(Dataset listings of figures)
◆ ◆ ◆

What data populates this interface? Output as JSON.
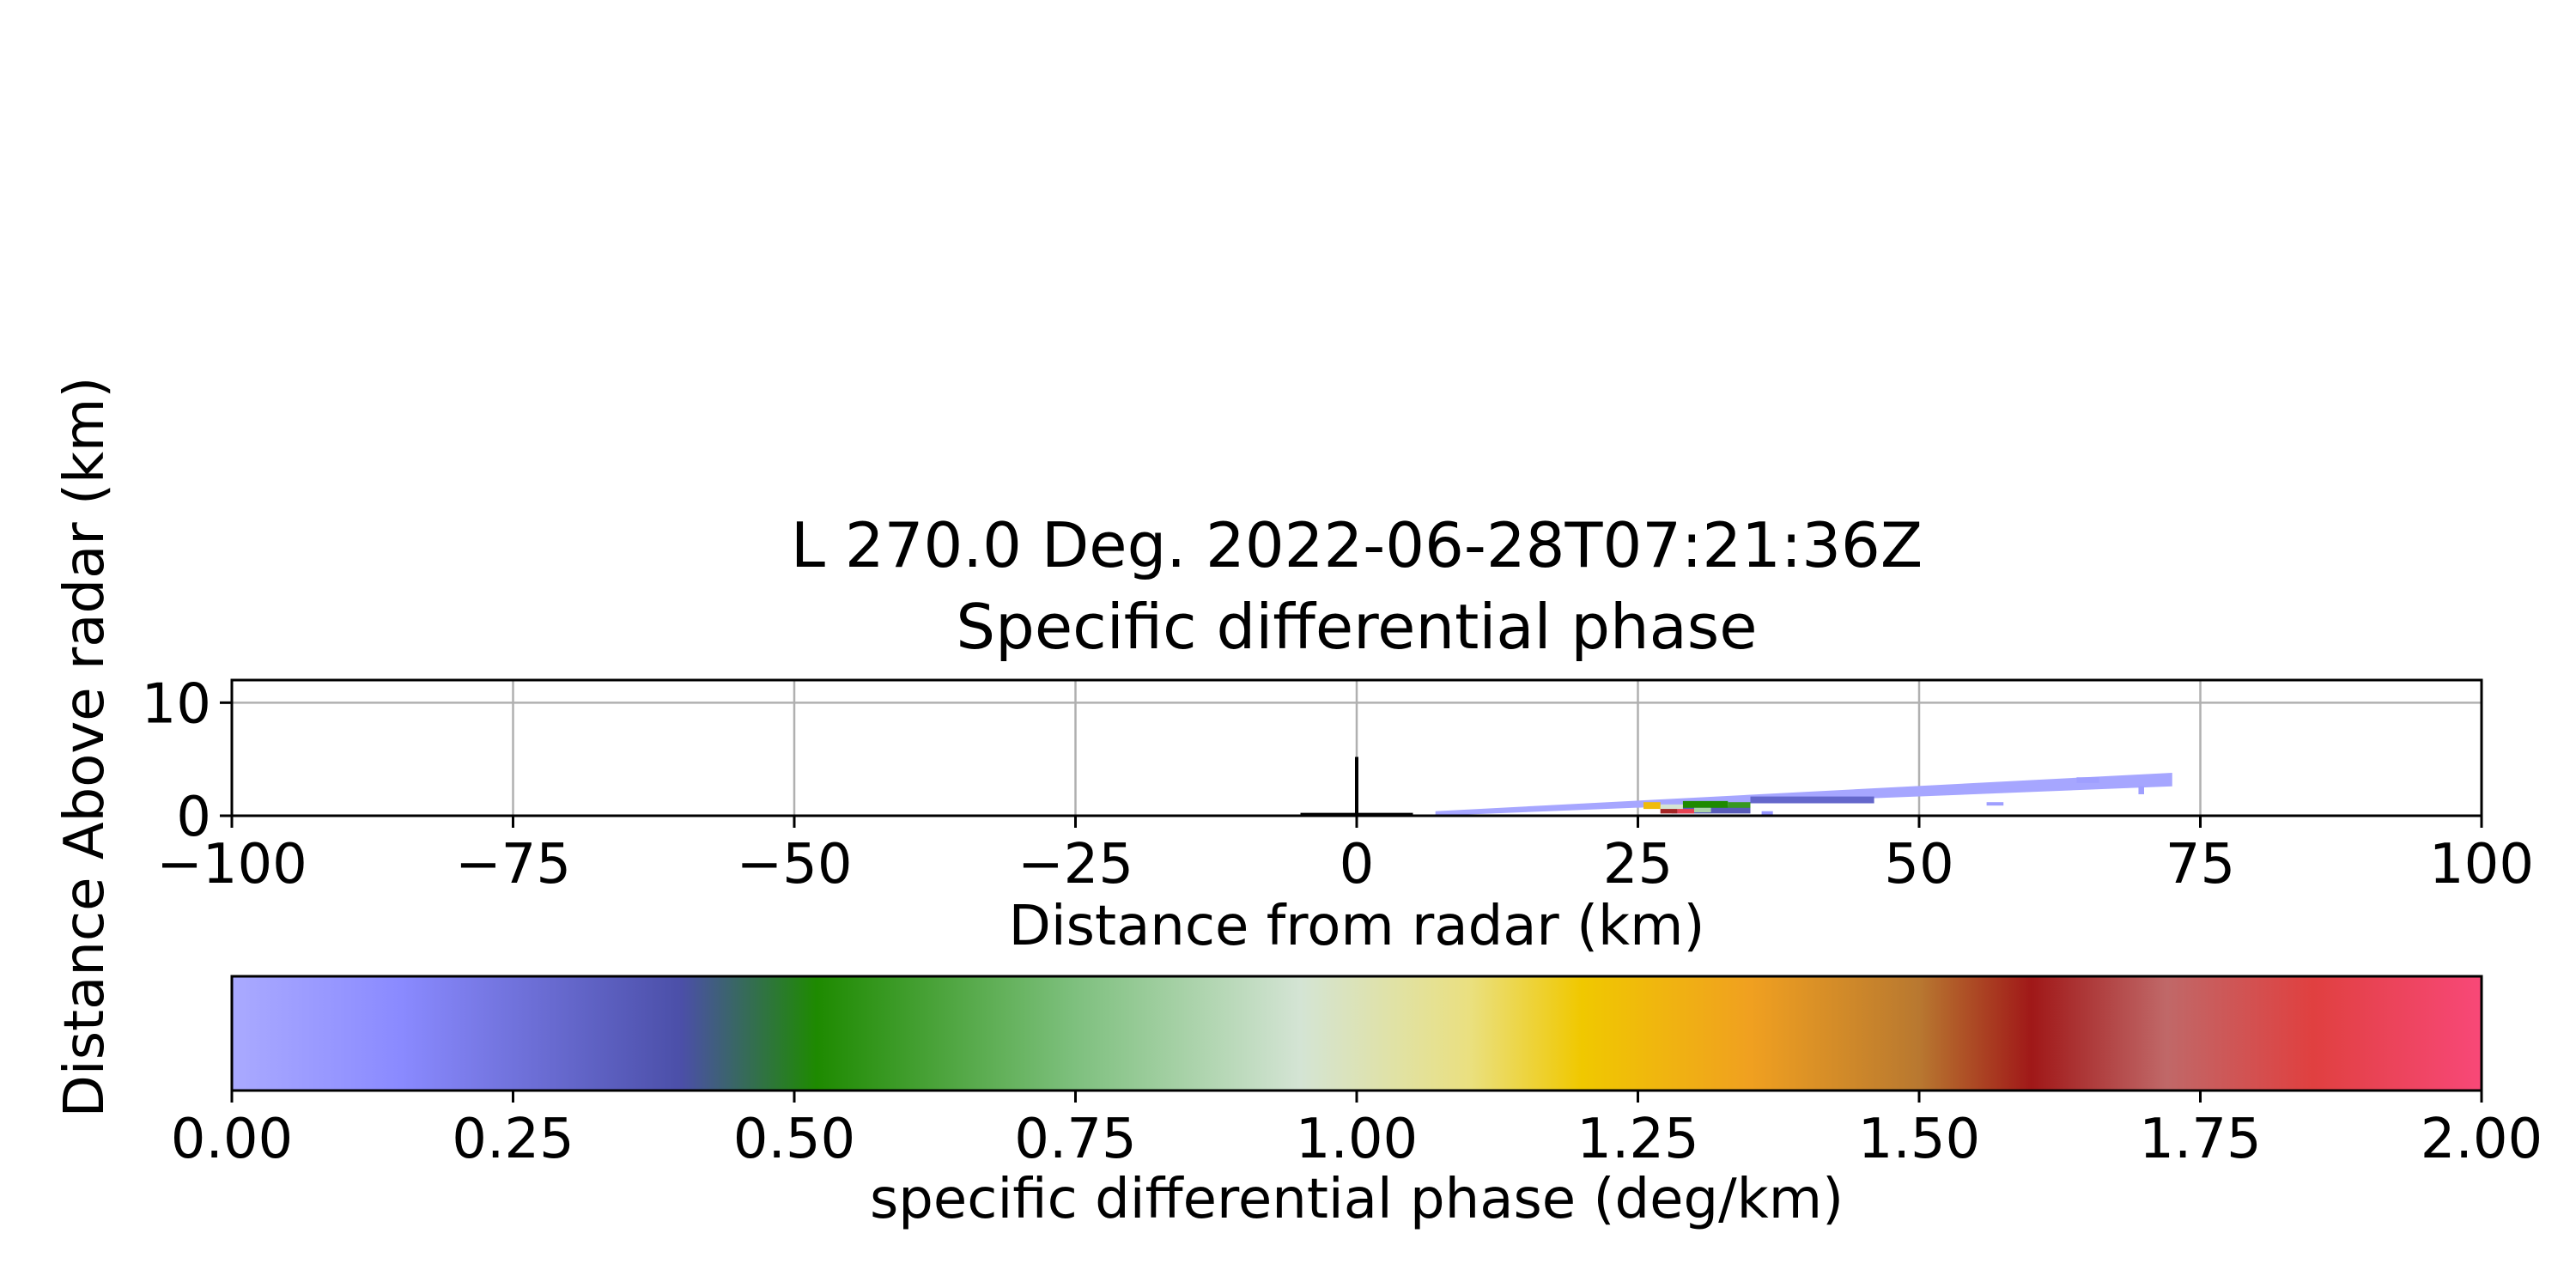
{
  "chart_data": {
    "type": "heatmap",
    "title_line1": "L 270.0 Deg. 2022-06-28T07:21:36Z",
    "title_line2": "Specific differential phase",
    "xlabel": "Distance from radar (km)",
    "ylabel": "Distance Above radar  (km)",
    "xlim": [
      -100,
      100
    ],
    "ylim": [
      0,
      12
    ],
    "x_ticks": [
      -100,
      -75,
      -50,
      -25,
      0,
      25,
      50,
      75,
      100
    ],
    "x_tick_labels": [
      "−100",
      "−75",
      "−50",
      "−25",
      "0",
      "25",
      "50",
      "75",
      "100"
    ],
    "y_ticks": [
      0,
      10
    ],
    "y_tick_labels": [
      "0",
      "10"
    ],
    "grid": true,
    "radar_marker": {
      "vertical": {
        "x": 0,
        "y0": 0,
        "y1": 5.2
      },
      "horizontal": {
        "x0": -5,
        "x1": 5,
        "y": 0.1
      }
    },
    "beam": {
      "start_x": 7,
      "end_x": 72.5,
      "top_at_start": 0.4,
      "top_at_end": 3.8,
      "thickness": 1.2,
      "background_value": 0.02
    },
    "features": [
      {
        "x0": 28,
        "x1": 35,
        "y0": 0.2,
        "y1": 0.9,
        "value": 0.35
      },
      {
        "x0": 35,
        "x1": 46,
        "y0": 1.1,
        "y1": 1.7,
        "value": 0.3
      },
      {
        "x0": 29,
        "x1": 33,
        "y0": 0.7,
        "y1": 1.3,
        "value": 0.52
      },
      {
        "x0": 33,
        "x1": 35,
        "y0": 0.7,
        "y1": 1.2,
        "value": 0.58
      },
      {
        "x0": 27,
        "x1": 29,
        "y0": 0.5,
        "y1": 1.0,
        "value": 0.95
      },
      {
        "x0": 25.5,
        "x1": 27,
        "y0": 0.6,
        "y1": 1.2,
        "value": 1.25
      },
      {
        "x0": 27,
        "x1": 28.5,
        "y0": 0.2,
        "y1": 0.6,
        "value": 1.62
      },
      {
        "x0": 28.5,
        "x1": 30,
        "y0": 0.2,
        "y1": 0.6,
        "value": 1.9
      },
      {
        "x0": 30,
        "x1": 31.5,
        "y0": 0.3,
        "y1": 0.7,
        "value": 0.85
      },
      {
        "x0": 36,
        "x1": 37,
        "y0": 0.0,
        "y1": 0.4,
        "value": 0.1
      },
      {
        "x0": 56,
        "x1": 57.5,
        "y0": 0.9,
        "y1": 1.2,
        "value": 0.05
      },
      {
        "x0": 64,
        "x1": 66,
        "y0": 2.9,
        "y1": 3.4,
        "value": 0.05
      },
      {
        "x0": 69.5,
        "x1": 70,
        "y0": 1.9,
        "y1": 2.6,
        "value": 0.05
      }
    ],
    "colorbar": {
      "label": "specific differential phase (deg/km)",
      "vmin": 0,
      "vmax": 2,
      "ticks": [
        0,
        0.25,
        0.5,
        0.75,
        1.0,
        1.25,
        1.5,
        1.75,
        2.0
      ],
      "tick_labels": [
        "0.00",
        "0.25",
        "0.50",
        "0.75",
        "1.00",
        "1.25",
        "1.50",
        "1.75",
        "2.00"
      ],
      "stops": [
        {
          "v": 0.0,
          "color": "#aaaaff"
        },
        {
          "v": 0.15,
          "color": "#8a8aff"
        },
        {
          "v": 0.4,
          "color": "#4b4fa8"
        },
        {
          "v": 0.52,
          "color": "#1e8a00"
        },
        {
          "v": 0.75,
          "color": "#7ec07e"
        },
        {
          "v": 0.95,
          "color": "#d4e4d4"
        },
        {
          "v": 1.1,
          "color": "#eae080"
        },
        {
          "v": 1.2,
          "color": "#f0c800"
        },
        {
          "v": 1.35,
          "color": "#f0a020"
        },
        {
          "v": 1.5,
          "color": "#b87830"
        },
        {
          "v": 1.6,
          "color": "#a01818"
        },
        {
          "v": 1.72,
          "color": "#c06868"
        },
        {
          "v": 1.85,
          "color": "#e04040"
        },
        {
          "v": 2.0,
          "color": "#f84878"
        }
      ]
    },
    "colors": {
      "grid": "#b0b0b0",
      "axes": "#000000",
      "marker": "#000000"
    }
  }
}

◆ ◆ ◆

> **Work to complete**
Transcribe all of the records above character for character. Exclude the pictures.

> **Exercise response**
What data populates this interface? Output as JSON.
{
  "chart_data": {
    "type": "heatmap",
    "title_line1": "L 270.0 Deg. 2022-06-28T07:21:36Z",
    "title_line2": "Specific differential phase",
    "xlabel": "Distance from radar (km)",
    "ylabel": "Distance Above radar  (km)",
    "xlim": [
      -100,
      100
    ],
    "ylim": [
      0,
      12
    ],
    "x_ticks": [
      -100,
      -75,
      -50,
      -25,
      0,
      25,
      50,
      75,
      100
    ],
    "x_tick_labels": [
      "−100",
      "−75",
      "−50",
      "−25",
      "0",
      "25",
      "50",
      "75",
      "100"
    ],
    "y_ticks": [
      0,
      10
    ],
    "y_tick_labels": [
      "0",
      "10"
    ],
    "grid": true,
    "radar_marker": {
      "vertical": {
        "x": 0,
        "y0": 0,
        "y1": 5.2
      },
      "horizontal": {
        "x0": -5,
        "x1": 5,
        "y": 0.1
      }
    },
    "beam": {
      "start_x": 7,
      "end_x": 72.5,
      "top_at_start": 0.4,
      "top_at_end": 3.8,
      "thickness": 1.2,
      "background_value": 0.02
    },
    "features": [
      {
        "x0": 28,
        "x1": 35,
        "y0": 0.2,
        "y1": 0.9,
        "value": 0.35
      },
      {
        "x0": 35,
        "x1": 46,
        "y0": 1.1,
        "y1": 1.7,
        "value": 0.3
      },
      {
        "x0": 29,
        "x1": 33,
        "y0": 0.7,
        "y1": 1.3,
        "value": 0.52
      },
      {
        "x0": 33,
        "x1": 35,
        "y0": 0.7,
        "y1": 1.2,
        "value": 0.58
      },
      {
        "x0": 27,
        "x1": 29,
        "y0": 0.5,
        "y1": 1.0,
        "value": 0.95
      },
      {
        "x0": 25.5,
        "x1": 27,
        "y0": 0.6,
        "y1": 1.2,
        "value": 1.25
      },
      {
        "x0": 27,
        "x1": 28.5,
        "y0": 0.2,
        "y1": 0.6,
        "value": 1.62
      },
      {
        "x0": 28.5,
        "x1": 30,
        "y0": 0.2,
        "y1": 0.6,
        "value": 1.9
      },
      {
        "x0": 30,
        "x1": 31.5,
        "y0": 0.3,
        "y1": 0.7,
        "value": 0.85
      },
      {
        "x0": 36,
        "x1": 37,
        "y0": 0.0,
        "y1": 0.4,
        "value": 0.1
      },
      {
        "x0": 56,
        "x1": 57.5,
        "y0": 0.9,
        "y1": 1.2,
        "value": 0.05
      },
      {
        "x0": 64,
        "x1": 66,
        "y0": 2.9,
        "y1": 3.4,
        "value": 0.05
      },
      {
        "x0": 69.5,
        "x1": 70,
        "y0": 1.9,
        "y1": 2.6,
        "value": 0.05
      }
    ],
    "colorbar": {
      "label": "specific differential phase (deg/km)",
      "vmin": 0,
      "vmax": 2,
      "ticks": [
        0,
        0.25,
        0.5,
        0.75,
        1.0,
        1.25,
        1.5,
        1.75,
        2.0
      ],
      "tick_labels": [
        "0.00",
        "0.25",
        "0.50",
        "0.75",
        "1.00",
        "1.25",
        "1.50",
        "1.75",
        "2.00"
      ],
      "stops": [
        {
          "v": 0.0,
          "color": "#aaaaff"
        },
        {
          "v": 0.15,
          "color": "#8a8aff"
        },
        {
          "v": 0.4,
          "color": "#4b4fa8"
        },
        {
          "v": 0.52,
          "color": "#1e8a00"
        },
        {
          "v": 0.75,
          "color": "#7ec07e"
        },
        {
          "v": 0.95,
          "color": "#d4e4d4"
        },
        {
          "v": 1.1,
          "color": "#eae080"
        },
        {
          "v": 1.2,
          "color": "#f0c800"
        },
        {
          "v": 1.35,
          "color": "#f0a020"
        },
        {
          "v": 1.5,
          "color": "#b87830"
        },
        {
          "v": 1.6,
          "color": "#a01818"
        },
        {
          "v": 1.72,
          "color": "#c06868"
        },
        {
          "v": 1.85,
          "color": "#e04040"
        },
        {
          "v": 2.0,
          "color": "#f84878"
        }
      ]
    },
    "colors": {
      "grid": "#b0b0b0",
      "axes": "#000000",
      "marker": "#000000"
    }
  }
}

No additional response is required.